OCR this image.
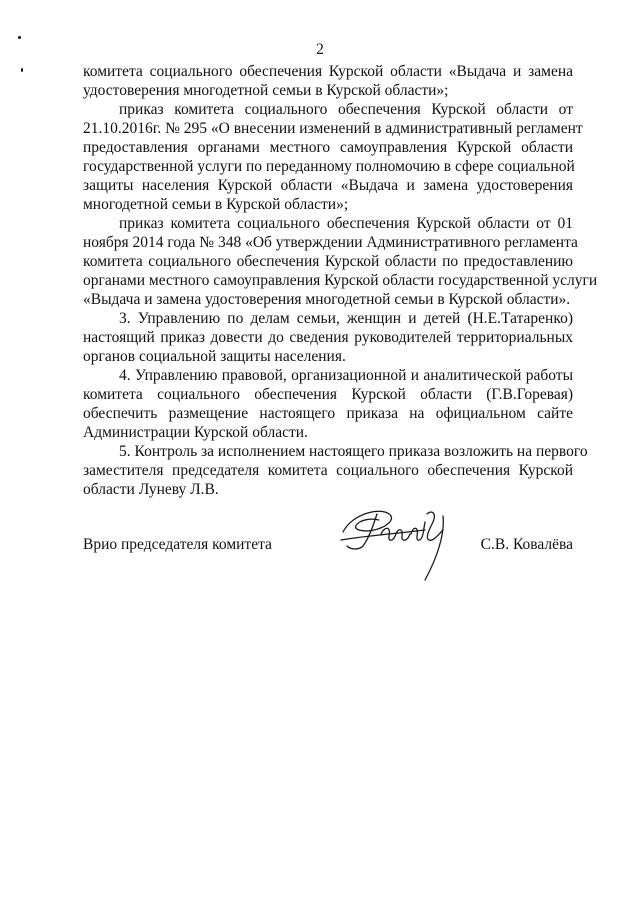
2

комитета социального обеспечения Курской области «Выдача и замена
удостоверения многодетной семьи в Курской области»;

приказ комитета социального обеспечения Курской области от
21.10.2016г. № 295 «О внесении изменений в административный регламент
предоставления органами местного самоуправления Курской области
государственной услуги по переданному полномочию в сфере социальной
защиты населения Курской области «Выдача и замена удостоверения
многодетной семьи в Курской области»;

приказ комитета социального обеспечения Курской области от 01
ноября 2014 года № 348 «Об утверждении Административного регламента
комитета социального обеспечения Курской области по предоставлению
органами местного самоуправления Курской области государственной услуги
«Выдача и замена удостоверения многодетной семьи в Курской области».

3. Управлению по делам семьи, женщин и детей (Н.Е.Татаренко)
настоящий приказ довести до сведения руководителей территориальных
органов социальной защиты населения.

4. Управлению правовой, организационной и аналитической работы
комитета социального обеспечения Курской области (Г.В.Горевая)
обеспечить размещение настоящего приказа на официальном сайте
Администрации Курской области.

5. Контроль за исполнением настоящего приказа возложить на первого
заместителя председателя комитета социального обеспечения Курской
области Луневу Л.В.

Врио председателя комитета	С.В. Ковалёва
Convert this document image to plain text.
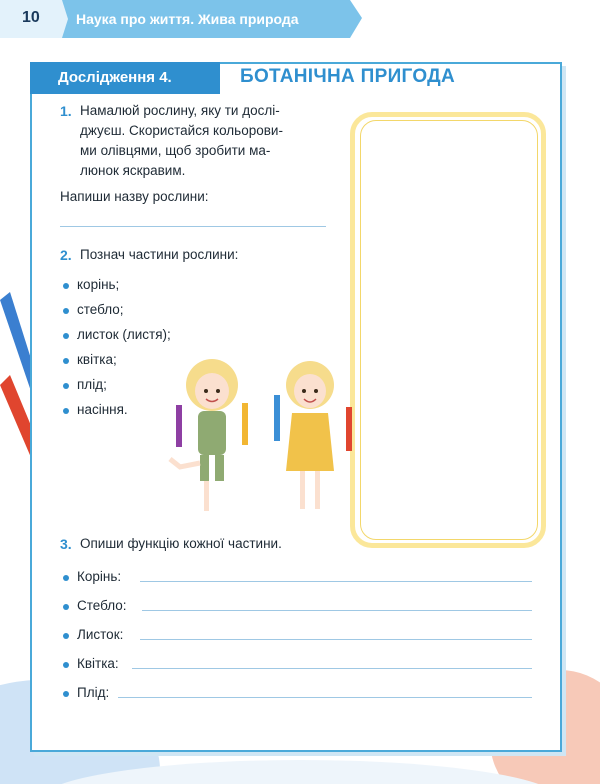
10	Наука про життя. Жива природа
Дослідження 4.	БОТАНІЧНА ПРИГОДА
1. Намалюй рослину, яку ти дослі-
джуєш. Скористайся кольорови-
ми олівцями, щоб зробити ма-
люнок яскравим.
Напиши назву рослини:
2. Познач частини рослини:
корінь;
стебло;
листок (листя);
квітка;
плід;
насіння.
3. Опиши функцію кожної частини.
Корінь:
Стебло:
Листок:
Квітка:
Плід:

* PROMPT
Quote the entries above word for word. Leave the images out.

* EXERCISE ANSWER
OCR this image.
2

комитета социального обеспечения Курской области «Выдача и замена
удостоверения многодетной семьи в Курской области»;

приказ комитета социального обеспечения Курской области от
21.10.2016г. № 295 «О внесении изменений в административный регламент
предоставления органами местного самоуправления Курской области
государственной услуги по переданному полномочию в сфере социальной
защиты населения Курской области «Выдача и замена удостоверения
многодетной семьи в Курской области»;

приказ комитета социального обеспечения Курской области от 01
ноября 2014 года № 348 «Об утверждении Административного регламента
комитета социального обеспечения Курской области по предоставлению
органами местного самоуправления Курской области государственной услуги
«Выдача и замена удостоверения многодетной семьи в Курской области».

3. Управлению по делам семьи, женщин и детей (Н.Е.Татаренко)
настоящий приказ довести до сведения руководителей территориальных
органов социальной защиты населения.

4. Управлению правовой, организационной и аналитической работы
комитета социального обеспечения Курской области (Г.В.Горевая)
обеспечить размещение настоящего приказа на официальном сайте
Администрации Курской области.

5. Контроль за исполнением настоящего приказа возложить на первого
заместителя председателя комитета социального обеспечения Курской
области Луневу Л.В.

Врио председателя комитета	С.В. Ковалёва
Convert this document image to plain text.
10	Наука про життя. Жива природа
Дослідження 4.	БОТАНІЧНА ПРИГОДА
1. Намалюй рослину, яку ти дослі-
джуєш. Скористайся кольорови-
ми олівцями, щоб зробити ма-
люнок яскравим.
Напиши назву рослини:
2. Познач частини рослини:
корінь;
стебло;
листок (листя);
квітка;
плід;
насіння.
3. Опиши функцію кожної частини.
Корінь:
Стебло:
Листок:
Квітка:
Плід:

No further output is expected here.